Re: Cutting Byron from season 5

I like Byron, and will never understand people's hatred for him. He started out a member of PsyCorps, as evil as Bester, killing mundanes without compunction. He came to see how evil that was, and chose a path of peace. He tried to lead his followers on that path, and to safety from PsyCorps, and the terrible oppression they faced. He failed, but gave his life trying. He was a hero. A tragic one, but a hero, none the less. Letting his hair, he and his followers' clothes and singing, blind you to that is petty and stupid.

Sadly, it's possible to see an individual's good qualities, but still find them intensely irritating. Byron is just very, very annoying. Maybe it's the actor's portrayal, but irritation always seems to win out over appreciation :(
 
Re: Cutting Byron from season 5

No, definitely not the end of the world, and I realize I have NO say in who others hate. I'd held my peace until now, but after all the Byron bashing, saying he had NO good qualities, I finally had to speak up. :p

I do realize that Byron was irritating, to me, much as G'Kar was irritating in the beginning. But, that was the point, he wasn't there to make mundanes comfortable. It's kind of like rap/hiphop, which I find very irritating, in many ways, including the beat. But, that's part of it's point, it isn't created to make middle aged white guys feel good. That doesn't make it bad, though.
 
Re: Cutting Byron from season 5

That's what I never understood, either. Who said this character was meant to be beloved to the audience? He seemed to have a very tentative kind of truce with the world of the mundanes. I thought it was supposed to be uncomfortable to watch.

And to see Lyta finally find a community she really felt part of and to see how it ended up, that was the point of the thing. Not that everybody loved Byron.
 
Re: Cutting Byron from season 5

I didn't just find him irritating as a person - I found his attitudes quite annoying as well. The whole "everyone owes us" thingy that often happens in reality when certain groups of people (or just certain people) are handled poorly by some. I throughout the whole story line was quite reminded of people that seem to feel the need to blame today's Germany for everything that happened in the Second World War for example. I was just .. so irritated by Byron's venomous attitude (which he had, also if he didn't want to admit it) towards anything "powerful" - hardly brings much sympathy to the cause IMHO :rolleyes:

And he's not really comparable to the early G'Kar IMHO .. the early G'Kar at least seemed to know that he was an ass :eek:
 
Re: Cutting Byron from season 5

And he's not really comparable to the early G'Kar IMHO .. the early G'Kar at least seemed to know that he was an ass :eek:

And G'Kar always had a sense of humour, even weh he was being horrible. Byron was so horribly earnest :rolleyes:
 
Re: Cutting Byron from season 5

I just hated him to look at and to listen to...

And I saw the actor (his name escapes me) at Comic Con, and first impressions were not good there. Added to my dislike I think. :)

Goal of the exercise | In the forum thread on cutting Byron from season 5, what organization did Byron start out as a member of?

Dataset items |
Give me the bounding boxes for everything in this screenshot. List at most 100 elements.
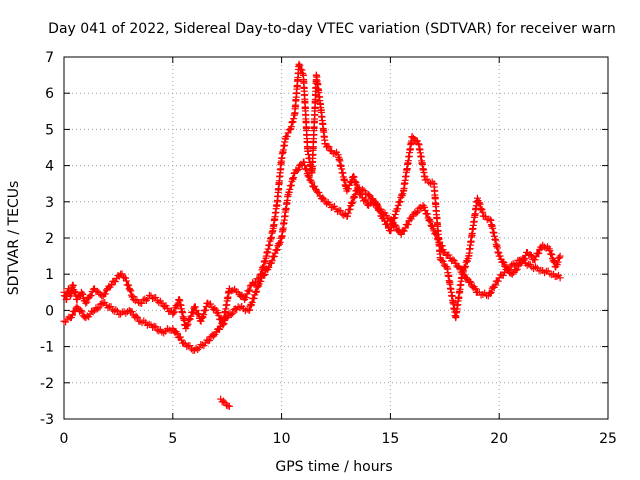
chart-title: Day 041 of 2022, Sidereal Day-to-day VTE… — [48, 21, 616, 37]
data-point-trace — [125, 281, 133, 289]
data-point-trace — [220, 319, 228, 327]
data-point-trace — [293, 167, 301, 175]
data-point — [82, 299, 90, 307]
data-point-trace — [319, 194, 327, 202]
data-point-trace — [261, 271, 269, 279]
data-point-trace — [420, 203, 428, 211]
data-point-trace — [128, 308, 136, 316]
data-point-trace — [189, 308, 197, 316]
data-point-trace — [253, 287, 261, 295]
data-point-trace — [140, 317, 148, 325]
data-point-trace — [195, 344, 203, 352]
data-point-trace — [345, 185, 353, 193]
data-point-trace — [126, 286, 134, 294]
data-point-trace — [186, 342, 194, 350]
data-point-trace — [227, 311, 235, 319]
data-point-trace — [155, 298, 163, 306]
data-point-trace — [276, 238, 284, 246]
data-point-trace — [400, 227, 408, 235]
data-point-trace — [270, 252, 278, 260]
data-point-trace — [426, 217, 434, 225]
data-point-trace — [404, 220, 412, 228]
data-point-trace — [132, 312, 140, 320]
x-tick-label: 15 — [381, 431, 399, 447]
data-point-trace — [387, 216, 395, 224]
data-point-trace — [118, 270, 126, 278]
data-point-trace — [111, 278, 119, 286]
data-point-trace — [392, 222, 400, 230]
data-point-trace — [87, 292, 95, 300]
data-point-trace — [138, 299, 146, 307]
data-point-trace — [242, 294, 250, 302]
x-axis-label: GPS time / hours — [275, 459, 392, 475]
x-tick-label: 10 — [273, 431, 291, 447]
data-point-trace — [494, 277, 502, 285]
data-point-trace — [307, 177, 315, 185]
data-point-trace — [421, 206, 429, 214]
data-point-trace — [77, 306, 85, 314]
y-tick-label: 6 — [45, 86, 54, 102]
data-point-trace — [131, 297, 139, 305]
data-point-trace — [323, 200, 331, 208]
data-point-trace — [438, 242, 446, 250]
data-point-trace — [248, 298, 256, 306]
data-point-trace — [351, 177, 359, 185]
data-point-trace — [479, 208, 487, 216]
data-point-trace — [155, 327, 163, 335]
data-point-trace — [391, 221, 399, 229]
data-point-trace — [107, 281, 115, 289]
data-point — [180, 339, 188, 347]
data-point-trace — [499, 271, 507, 279]
data-point-trace — [102, 286, 110, 294]
data-point-trace — [449, 256, 457, 264]
data-point — [463, 274, 471, 282]
data-point — [556, 252, 564, 260]
data-point-trace — [127, 287, 135, 295]
data-point-trace — [523, 261, 531, 269]
data-point-trace — [150, 322, 158, 330]
data-point-trace — [301, 162, 309, 170]
data-point-trace — [345, 181, 353, 189]
data-point-trace — [246, 306, 254, 314]
grid-lines — [64, 57, 608, 419]
data-point-trace — [432, 231, 440, 239]
data-point-trace — [372, 200, 380, 208]
data-point-trace — [373, 201, 381, 209]
data-point-trace — [360, 187, 368, 195]
data-point-trace — [348, 199, 356, 207]
data-point-trace — [315, 188, 323, 196]
data-point-trace — [229, 309, 237, 317]
data-point-trace — [184, 320, 192, 328]
data-point-trace — [107, 303, 115, 311]
y-tick-label: 0 — [45, 303, 54, 319]
data-point-trace — [83, 298, 91, 306]
data-point-trace — [351, 191, 359, 199]
data-point-trace — [412, 209, 420, 217]
data-point-trace — [284, 129, 292, 137]
data-point-trace — [535, 249, 543, 257]
data-point-trace — [414, 208, 422, 216]
data-point-trace — [346, 205, 354, 213]
data-point-trace — [194, 310, 202, 318]
data-point-trace — [210, 332, 218, 340]
data-point-trace — [283, 132, 291, 140]
data-point-trace — [456, 265, 464, 273]
data-point-trace — [79, 290, 87, 298]
data-point-trace — [459, 268, 467, 276]
data-point-trace — [555, 254, 563, 262]
data-point-trace — [461, 262, 469, 270]
data-point-trace — [303, 166, 311, 174]
data-point-trace — [246, 286, 254, 294]
data-point-trace — [89, 308, 97, 316]
data-point-trace — [547, 250, 555, 258]
data-point-trace — [216, 325, 224, 333]
data-point-trace — [275, 239, 283, 247]
data-point-trace — [112, 306, 120, 314]
data-point-trace — [432, 229, 440, 237]
data-point-trace — [466, 277, 474, 285]
data-point-trace — [394, 205, 402, 213]
data-point-trace — [93, 305, 101, 313]
data-point-trace — [471, 285, 479, 293]
data-point-trace — [170, 308, 178, 316]
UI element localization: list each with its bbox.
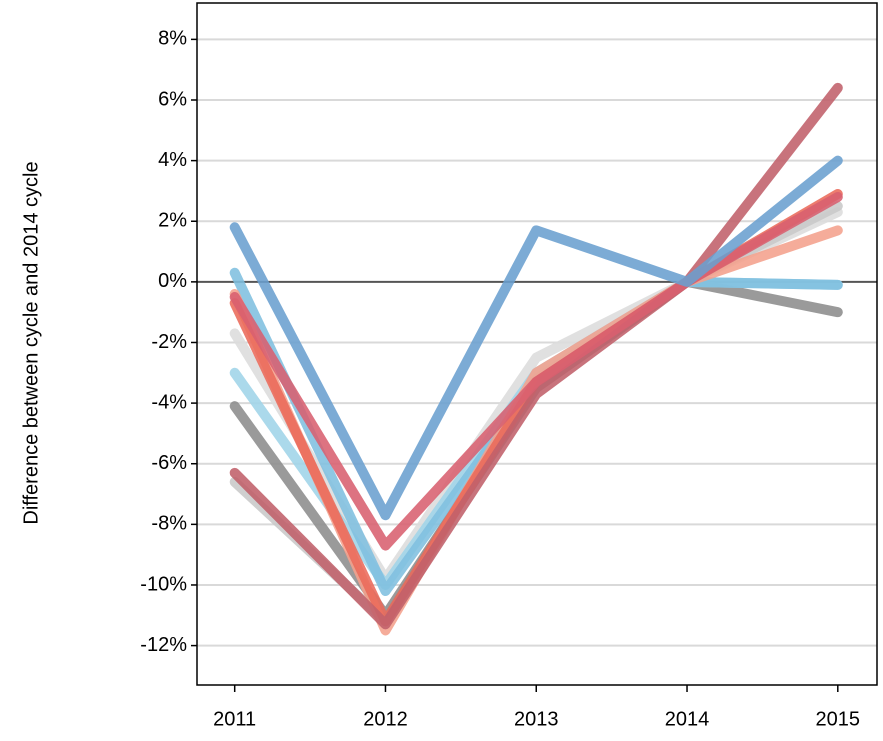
y-tick-label: 8%	[158, 28, 187, 50]
y-tick-label: -12%	[140, 634, 187, 656]
y-tick-label: -4%	[151, 391, 187, 413]
series-line	[229, 82, 843, 630]
y-tick-label: -10%	[140, 573, 187, 595]
y-tick-label: 2%	[158, 210, 187, 232]
y-tick-label: 4%	[158, 149, 187, 171]
y-tick-label: -8%	[151, 513, 187, 535]
x-tick-label: 2013	[514, 708, 559, 730]
x-tick-label: 2015	[816, 708, 861, 730]
plot-frame	[196, 2, 878, 686]
series-line	[229, 267, 843, 597]
y-tick-label: -6%	[151, 452, 187, 474]
series-line	[229, 155, 843, 521]
x-tick-label: 2014	[665, 708, 710, 730]
y-axis-label: Difference between cycle and 2014 cycle	[20, 161, 42, 524]
series-line	[229, 191, 843, 551]
x-tick-label: 2011	[213, 708, 256, 730]
y-tick-label: 6%	[158, 88, 187, 110]
y-tick-label: 0%	[158, 270, 187, 292]
x-tick-label: 2012	[363, 708, 408, 730]
y-tick-label: -2%	[151, 331, 187, 353]
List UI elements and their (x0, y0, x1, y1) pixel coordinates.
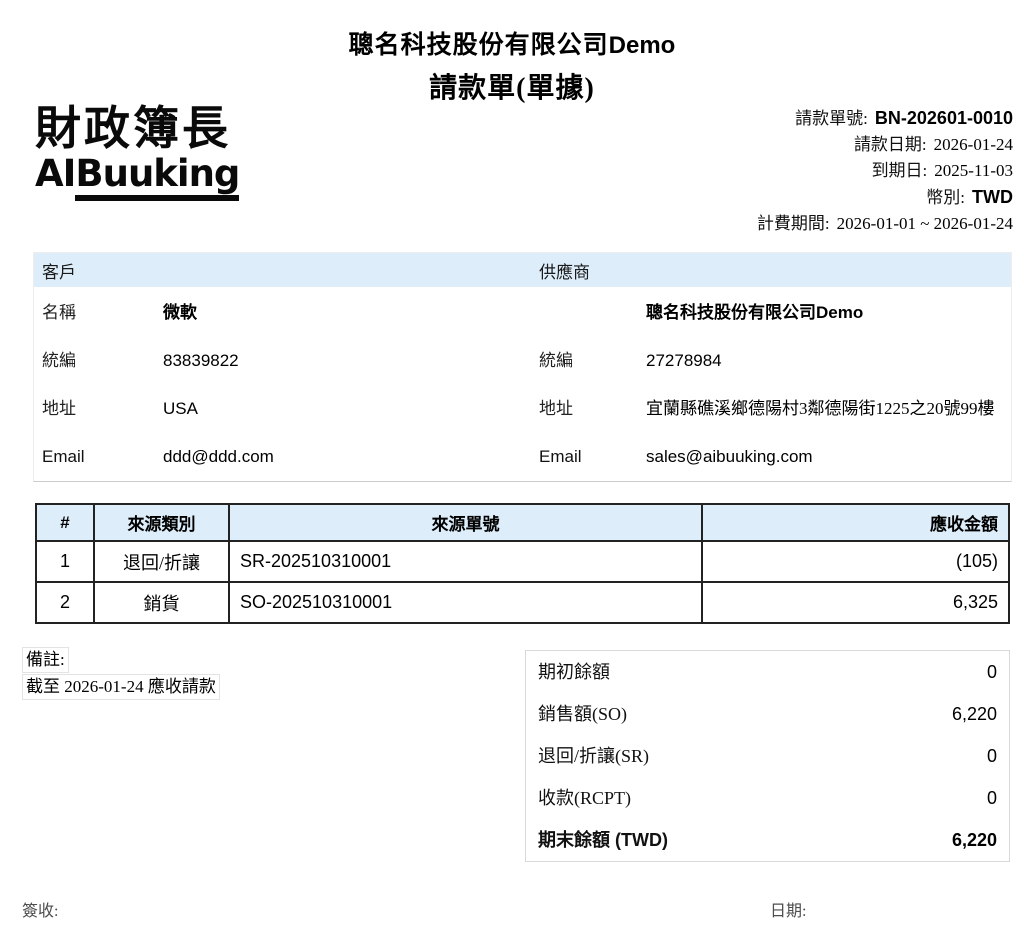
billing-period-value: 2026-01-01 ~ 2026-01-24 (836, 214, 1013, 233)
opening-balance-label: 期初餘額 (538, 662, 610, 682)
notes-label: 備註: (22, 647, 69, 673)
item-amount: 6,325 (701, 581, 1010, 624)
logo-cjk-text: 財政簿長 (35, 103, 231, 154)
vendor-address-value: 宜蘭縣礁溪鄉德陽村3鄰德陽街1225之20號99樓 (646, 399, 995, 418)
sales-amount-row: 銷售額(SO) 6,220 (526, 693, 1009, 735)
item-source-type: 銷貨 (93, 581, 230, 624)
ending-balance-row: 期末餘額 (TWD) 6,220 (526, 819, 1009, 861)
line-items-header-row: # 來源類別 來源單號 應收金額 (35, 503, 1010, 542)
currency-value: TWD (972, 187, 1013, 207)
column-header-amount-receivable: 應收金額 (701, 503, 1010, 542)
parties-header: 客戶 供應商 (34, 253, 1011, 287)
table-row: 2 銷貨 SO-202510310001 6,325 (35, 581, 1010, 624)
returns-value: 0 (986, 746, 997, 766)
notes-text: 截至 2026-01-24 應收請款 (22, 674, 220, 700)
vendor-name-label (531, 287, 646, 337)
invoice-number-value: BN-202601-0010 (874, 108, 1013, 128)
page-title: 聰名科技股份有限公司Demo (0, 30, 1024, 65)
company-name: 聰名科技股份有限公司 (348, 32, 609, 59)
returns-label: 退回/折讓(SR) (538, 746, 650, 766)
customer-name-label: 名稱 (42, 303, 76, 322)
vendor-address-label: 地址 (539, 399, 573, 418)
currency-label: 幣別: (926, 188, 966, 207)
billing-period-label: 計費期間: (756, 214, 830, 233)
invoice-number-row: 請款單號: BN-202601-0010 (757, 105, 1013, 132)
date-label: 日期: (770, 903, 807, 920)
customer-address-label: 地址 (42, 399, 76, 418)
item-index: 2 (35, 581, 95, 624)
currency-row: 幣別: TWD (757, 184, 1013, 211)
invoice-meta: 請款單號: BN-202601-0010 請款日期: 2026-01-24 到期… (757, 105, 1013, 237)
customer-email-label: Email (42, 447, 85, 466)
due-date-label: 到期日: (871, 161, 928, 180)
opening-balance-value: 0 (986, 662, 997, 682)
parties-body: 名稱 微軟 聰名科技股份有限公司Demo 統編 83839822 統編 2727… (34, 287, 1011, 481)
logo-latin-text: AIBuuking (35, 152, 240, 201)
returns-row: 退回/折讓(SR) 0 (526, 735, 1009, 777)
column-header-source-number: 來源單號 (228, 503, 703, 542)
logo: 財政簿長 AIBuuking (35, 102, 240, 201)
item-source-number: SR-202510310001 (228, 540, 703, 583)
item-source-number: SO-202510310001 (228, 581, 703, 624)
table-row: 1 退回/折讓 SR-202510310001 (105) (35, 540, 1010, 583)
parties-table: 客戶 供應商 名稱 微軟 聰名科技股份有限公司Demo 統編 83839822 … (33, 252, 1012, 482)
ending-balance-value: 6,220 (951, 830, 997, 850)
item-index: 1 (35, 540, 95, 583)
column-header-index: # (35, 503, 95, 542)
receipts-value: 0 (986, 788, 997, 808)
sales-amount-value: 6,220 (951, 704, 997, 724)
vendor-header: 供應商 (539, 262, 590, 282)
customer-tax-id-value: 83839822 (163, 351, 239, 370)
balance-summary-box: 期初餘額 0 銷售額(SO) 6,220 退回/折讓(SR) 0 收款(RCPT… (525, 650, 1010, 862)
line-items-table: # 來源類別 來源單號 應收金額 1 退回/折讓 SR-202510310001… (35, 503, 1010, 624)
notes-section: 備註: 截至 2026-01-24 應收請款 (22, 647, 220, 700)
customer-tax-id-label: 統編 (42, 351, 76, 370)
logo-latin-underlined: Buuking (75, 152, 240, 201)
item-source-type: 退回/折讓 (93, 540, 230, 583)
sign-off-label: 簽收: (22, 903, 59, 920)
logo-latin-prefix: AI (35, 152, 76, 195)
customer-email-value: ddd@ddd.com (163, 447, 274, 466)
ending-balance-label: 期末餘額 (TWD) (538, 830, 668, 850)
opening-balance-row: 期初餘額 0 (526, 651, 1009, 693)
customer-header: 客戶 (42, 262, 76, 282)
invoice-number-label: 請款單號: (795, 109, 868, 128)
receipts-label: 收款(RCPT) (538, 788, 632, 808)
customer-address-value: USA (163, 399, 198, 418)
billing-period-row: 計費期間: 2026-01-01 ~ 2026-01-24 (757, 211, 1013, 237)
due-date-value: 2025-11-03 (934, 161, 1013, 180)
vendor-tax-id-value: 27278984 (646, 351, 722, 370)
vendor-name-value: 聰名科技股份有限公司Demo (646, 303, 864, 322)
column-header-source-type: 來源類別 (93, 503, 230, 542)
invoice-date-row: 請款日期: 2026-01-24 (757, 132, 1013, 158)
vendor-email-label: Email (539, 447, 582, 466)
company-name-suffix: Demo (608, 32, 676, 59)
document-type-title: 請款單(單據) (429, 73, 595, 104)
vendor-tax-id-label: 統編 (539, 351, 573, 370)
receipts-row: 收款(RCPT) 0 (526, 777, 1009, 819)
vendor-email-value: sales@aibuuking.com (646, 447, 813, 466)
item-amount: (105) (701, 540, 1010, 583)
due-date-row: 到期日: 2025-11-03 (757, 158, 1013, 184)
invoice-date-label: 請款日期: (853, 135, 927, 154)
invoice-date-value: 2026-01-24 (933, 135, 1013, 154)
customer-name-value: 微軟 (163, 303, 197, 322)
sales-amount-label: 銷售額(SO) (538, 704, 627, 724)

Full solution | PsyCorps